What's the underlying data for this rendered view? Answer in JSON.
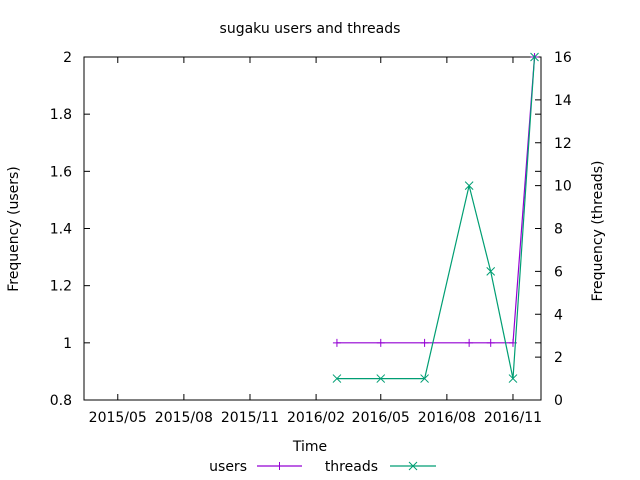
{
  "chart_data": {
    "type": "line",
    "title": "sugaku users and threads",
    "xlabel": "Time",
    "ylabel": "Frequency (users)",
    "y2label": "Frequency (threads)",
    "x_ticks": [
      "2015/05",
      "2015/08",
      "2015/11",
      "2016/02",
      "2016/05",
      "2016/08",
      "2016/11"
    ],
    "x_tick_dates": [
      "2015-05-01",
      "2015-08-01",
      "2015-11-01",
      "2016-02-01",
      "2016-05-01",
      "2016-08-01",
      "2016-11-01"
    ],
    "xlim": [
      "2015-03-15",
      "2016-12-10"
    ],
    "ylim": [
      0.8,
      2
    ],
    "y_ticks": [
      0.8,
      1,
      1.2,
      1.4,
      1.6,
      1.8,
      2
    ],
    "y_tick_labels": [
      "0.8",
      "1",
      "1.2",
      "1.4",
      "1.6",
      "1.8",
      "2"
    ],
    "y2lim": [
      0,
      16
    ],
    "y2_ticks": [
      0,
      2,
      4,
      6,
      8,
      10,
      12,
      14,
      16
    ],
    "y2_tick_labels": [
      "0",
      "2",
      "4",
      "6",
      "8",
      "10",
      "12",
      "14",
      "16"
    ],
    "legend_position": "bottom",
    "series": [
      {
        "name": "users",
        "axis": "y",
        "color": "#9400d3",
        "marker": "plus",
        "x": [
          "2016-03-01",
          "2016-05-01",
          "2016-07-01",
          "2016-09-01",
          "2016-10-01",
          "2016-11-01",
          "2016-12-01"
        ],
        "values": [
          1,
          1,
          1,
          1,
          1,
          1,
          2
        ]
      },
      {
        "name": "threads",
        "axis": "y2",
        "color": "#009e73",
        "marker": "cross",
        "x": [
          "2016-03-01",
          "2016-05-01",
          "2016-07-01",
          "2016-09-01",
          "2016-10-01",
          "2016-11-01",
          "2016-12-01"
        ],
        "values": [
          1,
          1,
          1,
          10,
          6,
          1,
          16
        ]
      }
    ]
  }
}
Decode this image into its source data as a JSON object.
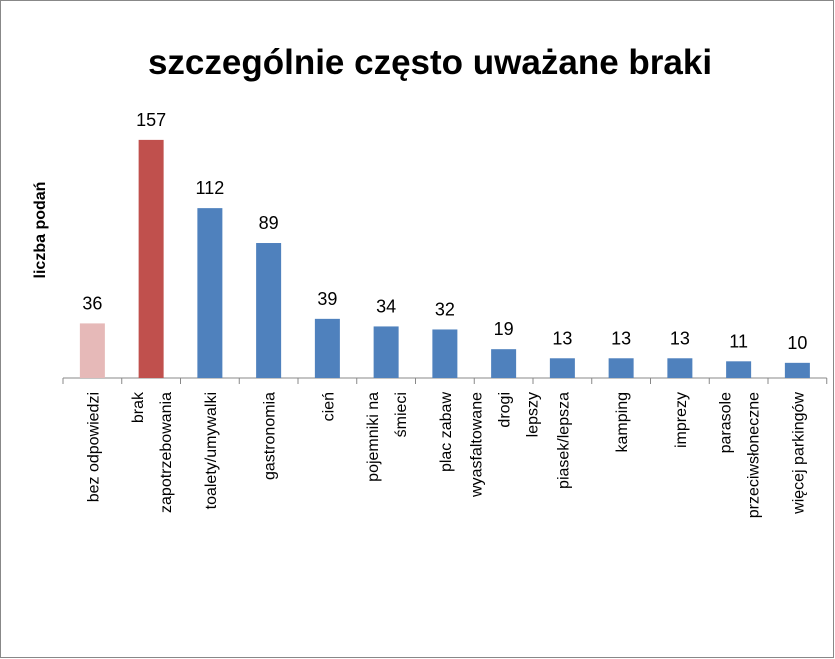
{
  "chart_data": {
    "type": "bar",
    "title": "szczególnie często uważane braki",
    "ylabel": "liczba podań",
    "categories": [
      "bez odpowiedzi",
      "brak\nzapotrzebowania",
      "toalety/umywalki",
      "gastronomia",
      "cień",
      "pojemniki na\nśmieci",
      "plac zabaw",
      "wyasfaltowane\ndrogi\nlepszy",
      "piasek/lepsza",
      "kamping",
      "imprezy",
      "parasole\nprzeciwsłoneczne",
      "więcej parkingów"
    ],
    "values": [
      36,
      157,
      112,
      89,
      39,
      34,
      32,
      19,
      13,
      13,
      13,
      11,
      10
    ],
    "colors": [
      "#e6b9b8",
      "#c0504d",
      "#4f81bd",
      "#4f81bd",
      "#4f81bd",
      "#4f81bd",
      "#4f81bd",
      "#4f81bd",
      "#4f81bd",
      "#4f81bd",
      "#4f81bd",
      "#4f81bd",
      "#4f81bd"
    ],
    "ylim": [
      0,
      180
    ]
  }
}
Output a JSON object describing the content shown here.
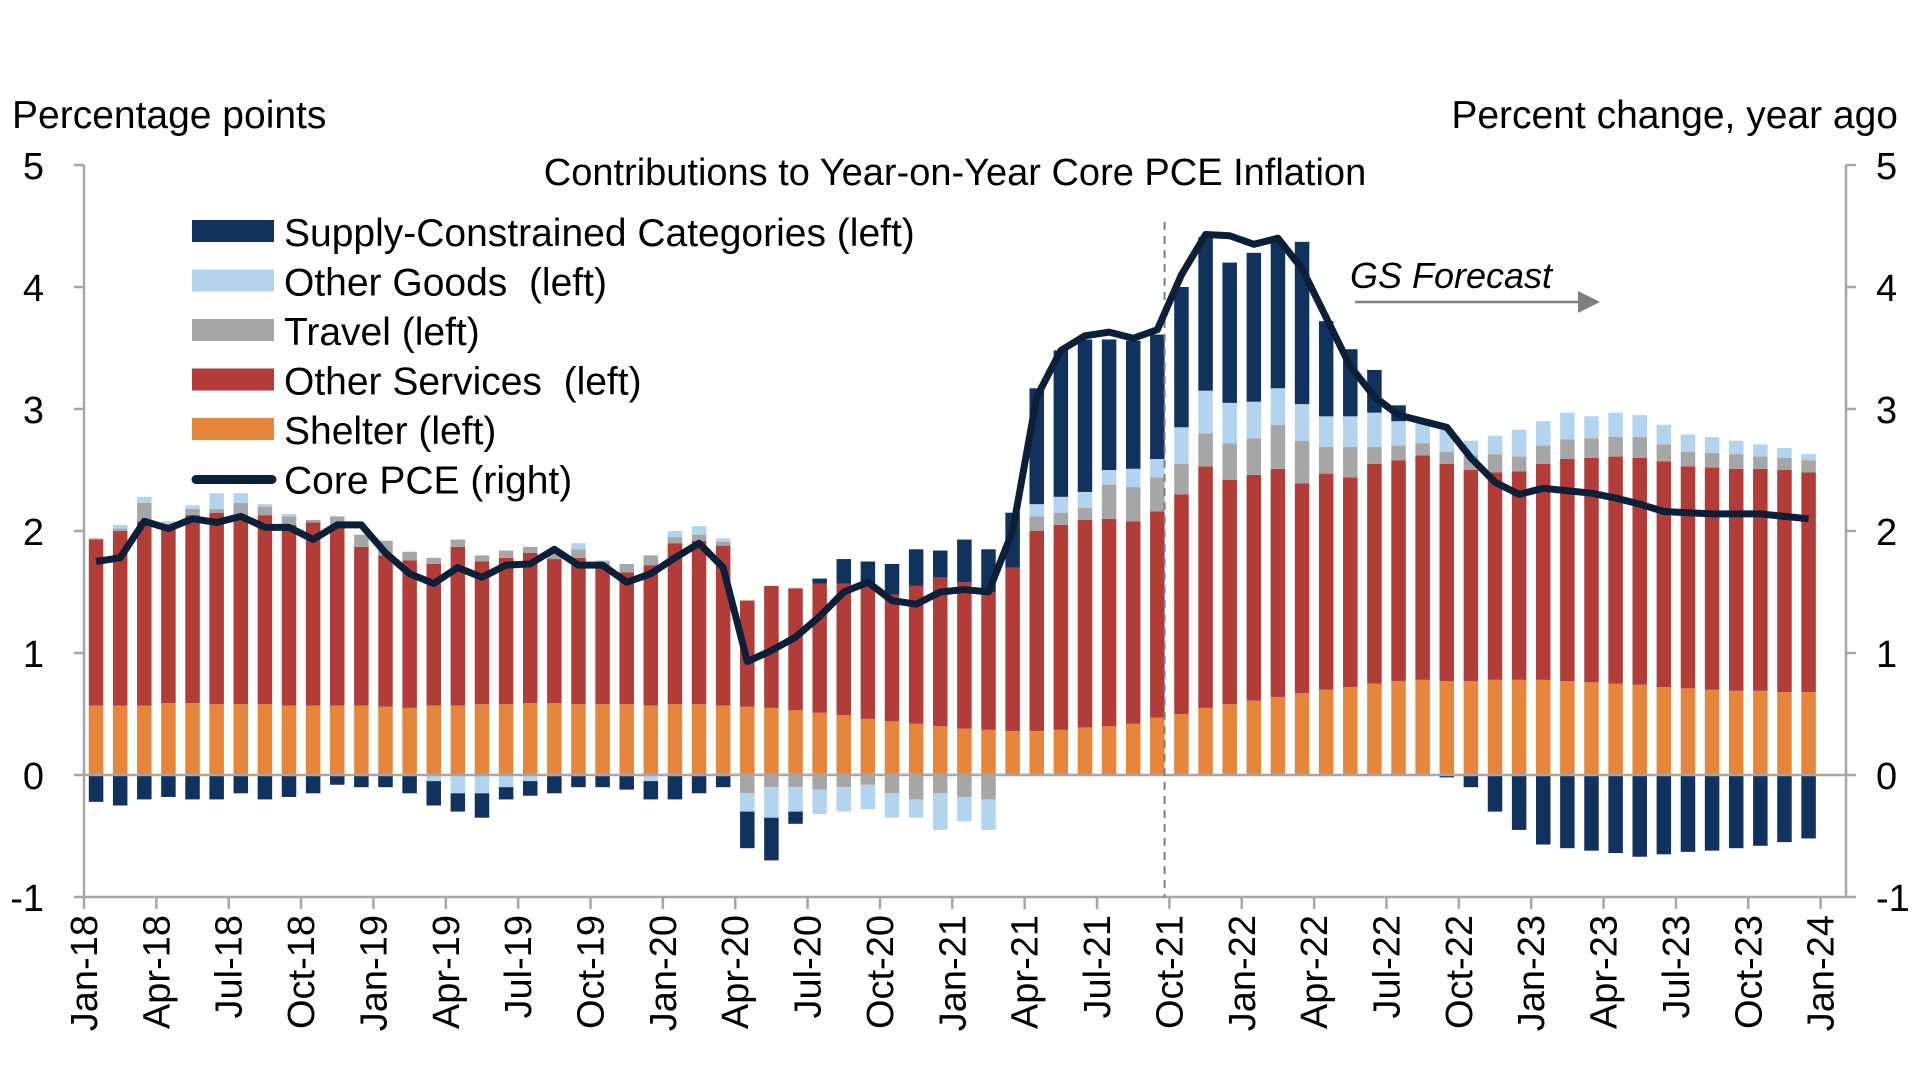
{
  "chart_data": {
    "type": "bar",
    "title": "Contributions to Year-on-Year Core PCE Inflation",
    "ylabel_left": "Percentage points",
    "ylabel_right": "Percent change, year ago",
    "ylim": [
      -1,
      5
    ],
    "yticks": [
      -1,
      0,
      1,
      2,
      3,
      4,
      5
    ],
    "ytick_labels": [
      "-1",
      "0",
      "1",
      "2",
      "3",
      "4",
      "5"
    ],
    "xtick_labels": [
      "Jan-18",
      "Apr-18",
      "Jul-18",
      "Oct-18",
      "Jan-19",
      "Apr-19",
      "Jul-19",
      "Oct-19",
      "Jan-20",
      "Apr-20",
      "Jul-20",
      "Oct-20",
      "Jan-21",
      "Apr-21",
      "Jul-21",
      "Oct-21",
      "Jan-22",
      "Apr-22",
      "Jul-22",
      "Oct-22",
      "Jan-23",
      "Apr-23",
      "Jul-23",
      "Oct-23",
      "Jan-24"
    ],
    "x_start": "Jan-18",
    "x_frequency": "monthly",
    "forecast_label": "GS Forecast",
    "forecast_start": "Oct-21",
    "legend_position": "top-left",
    "grid": false,
    "series": [
      {
        "name": "Supply-Constrained Categories (left)",
        "type": "bar",
        "color": "#12325e",
        "values": [
          -0.22,
          -0.25,
          -0.2,
          -0.18,
          -0.2,
          -0.2,
          -0.15,
          -0.2,
          -0.18,
          -0.15,
          -0.08,
          -0.1,
          -0.1,
          -0.15,
          -0.2,
          -0.15,
          -0.2,
          -0.1,
          -0.12,
          -0.15,
          -0.1,
          -0.1,
          -0.12,
          -0.15,
          -0.2,
          -0.15,
          -0.1,
          -0.3,
          -0.35,
          -0.1,
          0.04,
          0.2,
          0.18,
          0.25,
          0.3,
          0.22,
          0.35,
          0.35,
          0.45,
          0.95,
          1.2,
          1.25,
          1.07,
          1.05,
          1.02,
          1.15,
          1.26,
          1.15,
          1.22,
          1.2,
          1.33,
          0.78,
          0.55,
          0.35,
          0.13,
          0.0,
          -0.02,
          -0.1,
          -0.3,
          -0.45,
          -0.57,
          -0.6,
          -0.62,
          -0.64,
          -0.67,
          -0.65,
          -0.63,
          -0.62,
          -0.6,
          -0.58,
          -0.55,
          -0.52
        ]
      },
      {
        "name": "Other Goods  (left)",
        "type": "bar",
        "color": "#b3d4ee",
        "values": [
          0,
          0.03,
          0.05,
          0.02,
          0.03,
          0.13,
          0.08,
          0.02,
          0.02,
          0,
          0,
          0,
          0,
          0,
          -0.05,
          -0.15,
          -0.15,
          -0.1,
          -0.05,
          0,
          0.05,
          0.01,
          0,
          -0.05,
          0.05,
          0.07,
          0.03,
          -0.15,
          -0.25,
          -0.2,
          -0.2,
          -0.2,
          -0.2,
          -0.2,
          -0.15,
          -0.3,
          -0.2,
          -0.25,
          0,
          0.1,
          0.13,
          0.13,
          0.12,
          0.15,
          0.15,
          0.3,
          0.35,
          0.33,
          0.3,
          0.3,
          0.3,
          0.25,
          0.25,
          0.28,
          0.2,
          0.18,
          0.18,
          0.12,
          0.15,
          0.22,
          0.2,
          0.22,
          0.18,
          0.2,
          0.18,
          0.16,
          0.14,
          0.13,
          0.11,
          0.1,
          0.08,
          0.05
        ]
      },
      {
        "name": "Travel (left)",
        "type": "bar",
        "color": "#a6a6a6",
        "values": [
          0.01,
          0.02,
          0.15,
          0.03,
          0.05,
          0.03,
          0.1,
          0.07,
          0.07,
          0.02,
          0.07,
          0.1,
          0.12,
          0.07,
          0.05,
          0.06,
          0.05,
          0.06,
          0.05,
          0.05,
          0.07,
          0.05,
          0.07,
          0.08,
          0.05,
          0.05,
          0.03,
          -0.15,
          -0.1,
          -0.1,
          -0.12,
          -0.1,
          -0.08,
          -0.15,
          -0.2,
          -0.15,
          -0.18,
          -0.2,
          0,
          0.12,
          0.1,
          0.1,
          0.28,
          0.28,
          0.28,
          0.25,
          0.27,
          0.3,
          0.3,
          0.36,
          0.35,
          0.22,
          0.25,
          0.14,
          0.12,
          0.1,
          0.1,
          0.12,
          0.15,
          0.12,
          0.15,
          0.16,
          0.16,
          0.16,
          0.17,
          0.14,
          0.12,
          0.12,
          0.12,
          0.1,
          0.1,
          0.1
        ]
      },
      {
        "name": "Other Services  (left)",
        "type": "bar",
        "color": "#b13c38",
        "values": [
          1.36,
          1.43,
          1.51,
          1.44,
          1.54,
          1.57,
          1.55,
          1.55,
          1.48,
          1.5,
          1.48,
          1.3,
          1.24,
          1.21,
          1.16,
          1.3,
          1.17,
          1.2,
          1.23,
          1.18,
          1.2,
          1.12,
          1.08,
          1.15,
          1.32,
          1.34,
          1.31,
          0.87,
          1.0,
          1.0,
          1.06,
          1.08,
          1.11,
          1.04,
          1.13,
          1.22,
          1.2,
          1.13,
          1.34,
          1.64,
          1.68,
          1.7,
          1.7,
          1.66,
          1.69,
          1.8,
          1.98,
          1.84,
          1.85,
          1.87,
          1.72,
          1.77,
          1.72,
          1.8,
          1.81,
          1.84,
          1.78,
          1.73,
          1.7,
          1.71,
          1.77,
          1.82,
          1.84,
          1.86,
          1.86,
          1.85,
          1.82,
          1.82,
          1.82,
          1.82,
          1.82,
          1.8
        ]
      },
      {
        "name": "Shelter (left)",
        "type": "bar",
        "color": "#e6853c",
        "values": [
          0.57,
          0.57,
          0.57,
          0.59,
          0.59,
          0.58,
          0.58,
          0.58,
          0.57,
          0.57,
          0.57,
          0.57,
          0.56,
          0.55,
          0.57,
          0.57,
          0.58,
          0.58,
          0.59,
          0.59,
          0.58,
          0.58,
          0.58,
          0.57,
          0.58,
          0.58,
          0.57,
          0.56,
          0.55,
          0.53,
          0.51,
          0.49,
          0.46,
          0.44,
          0.42,
          0.4,
          0.38,
          0.37,
          0.36,
          0.36,
          0.37,
          0.39,
          0.4,
          0.42,
          0.47,
          0.5,
          0.55,
          0.58,
          0.61,
          0.64,
          0.67,
          0.7,
          0.72,
          0.75,
          0.77,
          0.78,
          0.77,
          0.77,
          0.78,
          0.78,
          0.78,
          0.77,
          0.76,
          0.75,
          0.74,
          0.72,
          0.71,
          0.7,
          0.69,
          0.69,
          0.68,
          0.68
        ]
      },
      {
        "name": "Core PCE (right)",
        "type": "line",
        "color": "#0b2038",
        "values": [
          1.75,
          1.78,
          2.08,
          2.02,
          2.1,
          2.07,
          2.12,
          2.03,
          2.03,
          1.93,
          2.05,
          2.05,
          1.82,
          1.65,
          1.57,
          1.7,
          1.62,
          1.72,
          1.73,
          1.85,
          1.72,
          1.72,
          1.58,
          1.65,
          1.78,
          1.9,
          1.7,
          0.93,
          1.02,
          1.13,
          1.3,
          1.5,
          1.58,
          1.43,
          1.4,
          1.5,
          1.52,
          1.5,
          2.0,
          3.1,
          3.48,
          3.6,
          3.63,
          3.58,
          3.65,
          4.1,
          4.43,
          4.42,
          4.35,
          4.4,
          4.15,
          3.75,
          3.35,
          3.1,
          2.95,
          2.9,
          2.85,
          2.6,
          2.4,
          2.3,
          2.35,
          2.33,
          2.31,
          2.27,
          2.22,
          2.16,
          2.15,
          2.14,
          2.14,
          2.14,
          2.12,
          2.1
        ]
      }
    ]
  }
}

======

> **Prompt**: Every line of the records that includes the word "users" should be gathered.

> **Reply**:
    "title": "sugaku users and threads",
    "ylabel": "Frequency (users)",
        "name": "users",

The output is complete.